» PROMPT
Please transcribe the data below exactly. Leave the pictures out.

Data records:

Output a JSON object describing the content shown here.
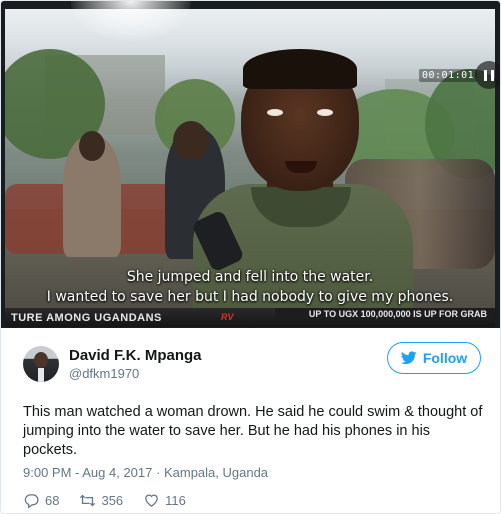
{
  "media": {
    "video_timer": "00:01:01",
    "subtitle_line1": "She jumped and fell into the water.",
    "subtitle_line2": "I wanted to save her but I had nobody to give my phones.",
    "ticker_left": "TURE AMONG UGANDANS",
    "ticker_logo": "RV",
    "ticker_right": "UP TO UGX 100,000,000 IS UP FOR GRAB"
  },
  "tweet": {
    "author_name": "David F.K. Mpanga",
    "author_handle": "@dfkm1970",
    "follow_label": "Follow",
    "text": "This man watched a woman drown. He said he could swim & thought of jumping into the water to save her. But he had his phones in his pockets.",
    "timestamp": "9:00 PM - Aug 4, 2017",
    "location": "Kampala, Uganda",
    "separator": "·",
    "replies": "68",
    "retweets": "356",
    "likes": "116"
  },
  "colors": {
    "twitter_blue": "#1da1f2",
    "meta_gray": "#657786",
    "text": "#14171a"
  },
  "icons": [
    "twitter-bird-icon",
    "reply-icon",
    "retweet-icon",
    "like-icon",
    "pause-icon"
  ]
}
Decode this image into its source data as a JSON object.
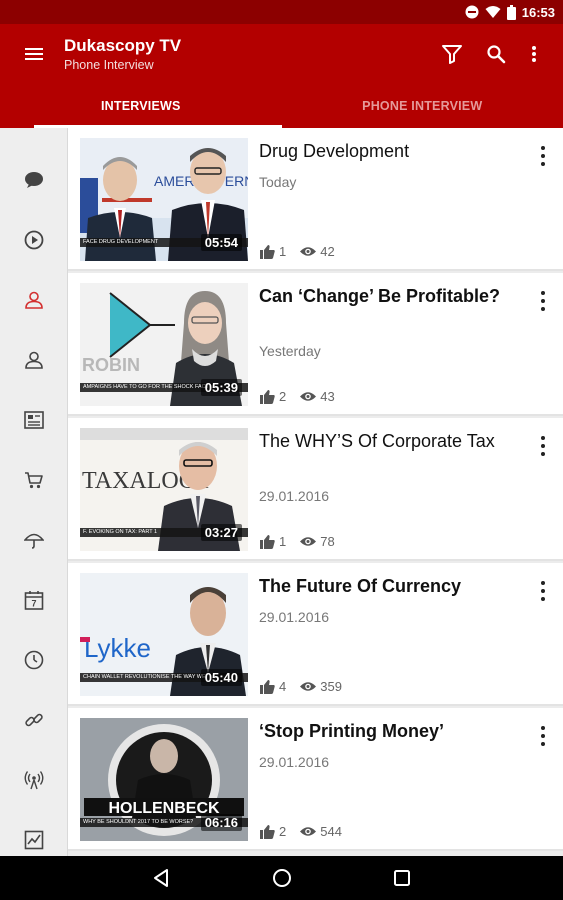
{
  "status_bar": {
    "time": "16:53",
    "icons": [
      "dnd-icon",
      "wifi-icon",
      "battery-icon"
    ]
  },
  "app_bar": {
    "title": "Dukascopy TV",
    "subtitle": "Phone Interview",
    "actions": [
      "filter-icon",
      "search-icon",
      "more-vert-icon"
    ]
  },
  "tabs": [
    {
      "label": "INTERVIEWS",
      "active": true
    },
    {
      "label": "PHONE INTERVIEW",
      "active": false
    }
  ],
  "side_rail": {
    "items": [
      "chat-icon",
      "play-icon",
      "person-icon",
      "person-outline-icon",
      "newspaper-icon",
      "cart-icon",
      "umbrella-icon",
      "calendar-icon",
      "clock-icon",
      "link-icon",
      "broadcast-icon",
      "chart-icon"
    ],
    "active_index": 2,
    "calendar_day": "7"
  },
  "videos": [
    {
      "title": "Drug Development",
      "date": "Today",
      "duration": "05:54",
      "likes": "1",
      "views": "42",
      "bold": false,
      "ticker": "FACE DRUG DEVELOPMENT",
      "thumb_text": "AMERI INTERN"
    },
    {
      "title": "Can ‘Change’ Be Profitable?",
      "date": "Yesterday",
      "duration": "05:39",
      "likes": "2",
      "views": "43",
      "bold": true,
      "ticker": "AMPAIGNS HAVE TO GO FOR THE SHOCK FACT",
      "thumb_text": "ROBIN"
    },
    {
      "title": "The WHY’S Of Corporate Tax",
      "date": "29.01.2016",
      "duration": "03:27",
      "likes": "1",
      "views": "78",
      "bold": false,
      "ticker": "F. EVOKING ON TAX: PART 1",
      "thumb_text": "TAXALOGY"
    },
    {
      "title": "The Future Of Currency",
      "date": "29.01.2016",
      "duration": "05:40",
      "likes": "4",
      "views": "359",
      "bold": true,
      "ticker": "CHAIN WALLET REVOLUTIONISE THE WAY WE",
      "thumb_text": "Lykke"
    },
    {
      "title": "‘Stop Printing Money’",
      "date": "29.01.2016",
      "duration": "06:16",
      "likes": "2",
      "views": "544",
      "bold": true,
      "ticker": "WHY BE SHOULDNT 2017 TO BE WORSE?",
      "thumb_text": "HOLLENBECK"
    }
  ],
  "nav_bar": {
    "buttons": [
      "back-icon",
      "home-icon",
      "recents-icon"
    ]
  },
  "colors": {
    "primary": "#b30000",
    "primary_dark": "#8c0000",
    "accent": "#d32f2f"
  }
}
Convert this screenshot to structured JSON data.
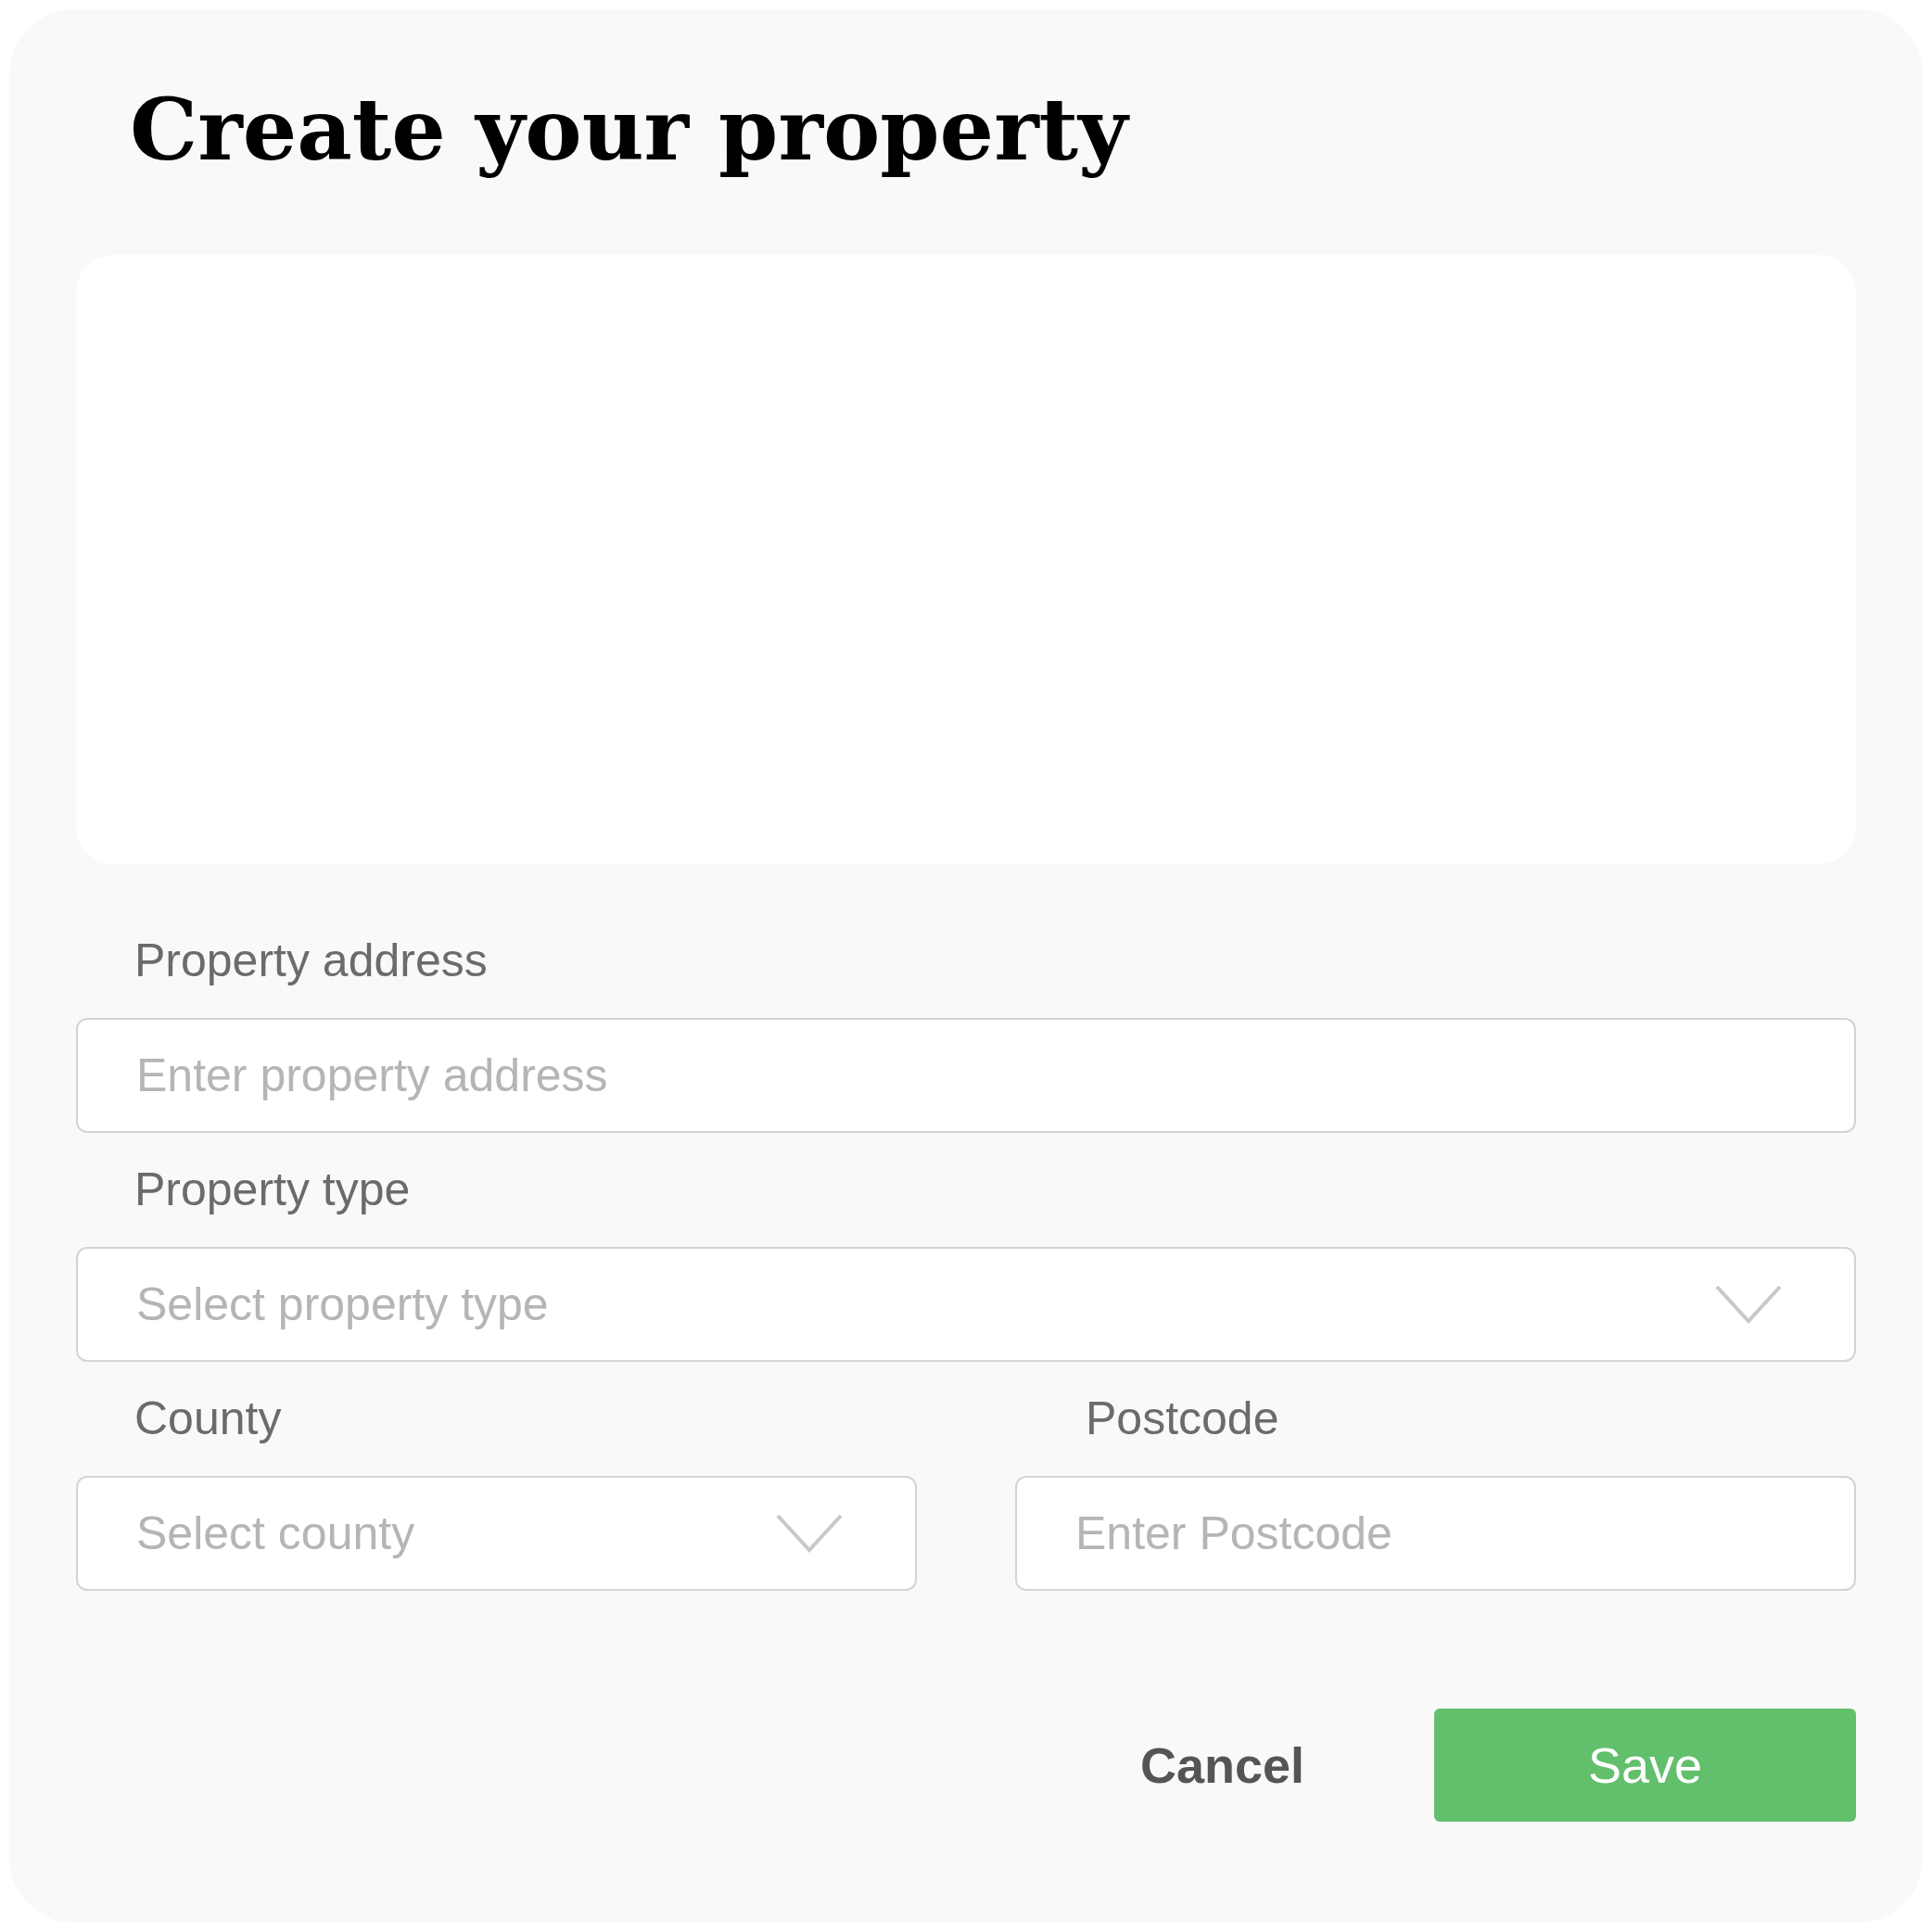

» RESPONSE TO THE EXERCISE
Output a JSON object describing the content shown here.
{
  "media": {
    "video_timer": "00:01:01",
    "subtitle_line1": "She jumped and fell into the water.",
    "subtitle_line2": "I wanted to save her but I had nobody to give my phones.",
    "ticker_left": "TURE AMONG UGANDANS",
    "ticker_logo": "RV",
    "ticker_right": "UP TO UGX 100,000,000 IS UP FOR GRAB"
  },
  "tweet": {
    "author_name": "David F.K. Mpanga",
    "author_handle": "@dfkm1970",
    "follow_label": "Follow",
    "text": "This man watched a woman drown. He said he could swim & thought of jumping into the water to save her. But he had his phones in his pockets.",
    "timestamp": "9:00 PM - Aug 4, 2017",
    "location": "Kampala, Uganda",
    "separator": "·",
    "replies": "68",
    "retweets": "356",
    "likes": "116"
  },
  "colors": {
    "twitter_blue": "#1da1f2",
    "meta_gray": "#657786",
    "text": "#14171a"
  },
  "icons": [
    "twitter-bird-icon",
    "reply-icon",
    "retweet-icon",
    "like-icon",
    "pause-icon"
  ]
}
Decode this image into its source data as a JSON object.
{
  "status_bar": {
    "time": "16:53",
    "icons": [
      "dnd-icon",
      "wifi-icon",
      "battery-icon"
    ]
  },
  "app_bar": {
    "title": "Dukascopy TV",
    "subtitle": "Phone Interview",
    "actions": [
      "filter-icon",
      "search-icon",
      "more-vert-icon"
    ]
  },
  "tabs": [
    {
      "label": "INTERVIEWS",
      "active": true
    },
    {
      "label": "PHONE INTERVIEW",
      "active": false
    }
  ],
  "side_rail": {
    "items": [
      "chat-icon",
      "play-icon",
      "person-icon",
      "person-outline-icon",
      "newspaper-icon",
      "cart-icon",
      "umbrella-icon",
      "calendar-icon",
      "clock-icon",
      "link-icon",
      "broadcast-icon",
      "chart-icon"
    ],
    "active_index": 2,
    "calendar_day": "7"
  },
  "videos": [
    {
      "title": "Drug Development",
      "date": "Today",
      "duration": "05:54",
      "likes": "1",
      "views": "42",
      "bold": false,
      "ticker": "FACE DRUG DEVELOPMENT",
      "thumb_text": "AMERI INTERN"
    },
    {
      "title": "Can ‘Change’ Be Profitable?",
      "date": "Yesterday",
      "duration": "05:39",
      "likes": "2",
      "views": "43",
      "bold": true,
      "ticker": "AMPAIGNS HAVE TO GO FOR THE SHOCK FACT",
      "thumb_text": "ROBIN"
    },
    {
      "title": "The WHY’S Of Corporate Tax",
      "date": "29.01.2016",
      "duration": "03:27",
      "likes": "1",
      "views": "78",
      "bold": false,
      "ticker": "F. EVOKING ON TAX: PART 1",
      "thumb_text": "TAXALOGY"
    },
    {
      "title": "The Future Of Currency",
      "date": "29.01.2016",
      "duration": "05:40",
      "likes": "4",
      "views": "359",
      "bold": true,
      "ticker": "CHAIN WALLET REVOLUTIONISE THE WAY WE",
      "thumb_text": "Lykke"
    },
    {
      "title": "‘Stop Printing Money’",
      "date": "29.01.2016",
      "duration": "06:16",
      "likes": "2",
      "views": "544",
      "bold": true,
      "ticker": "WHY BE SHOULDNT 2017 TO BE WORSE?",
      "thumb_text": "HOLLENBECK"
    }
  ],
  "nav_bar": {
    "buttons": [
      "back-icon",
      "home-icon",
      "recents-icon"
    ]
  },
  "colors": {
    "primary": "#b30000",
    "primary_dark": "#8c0000",
    "accent": "#d32f2f"
  }
}
Convert this screenshot to structured JSON data.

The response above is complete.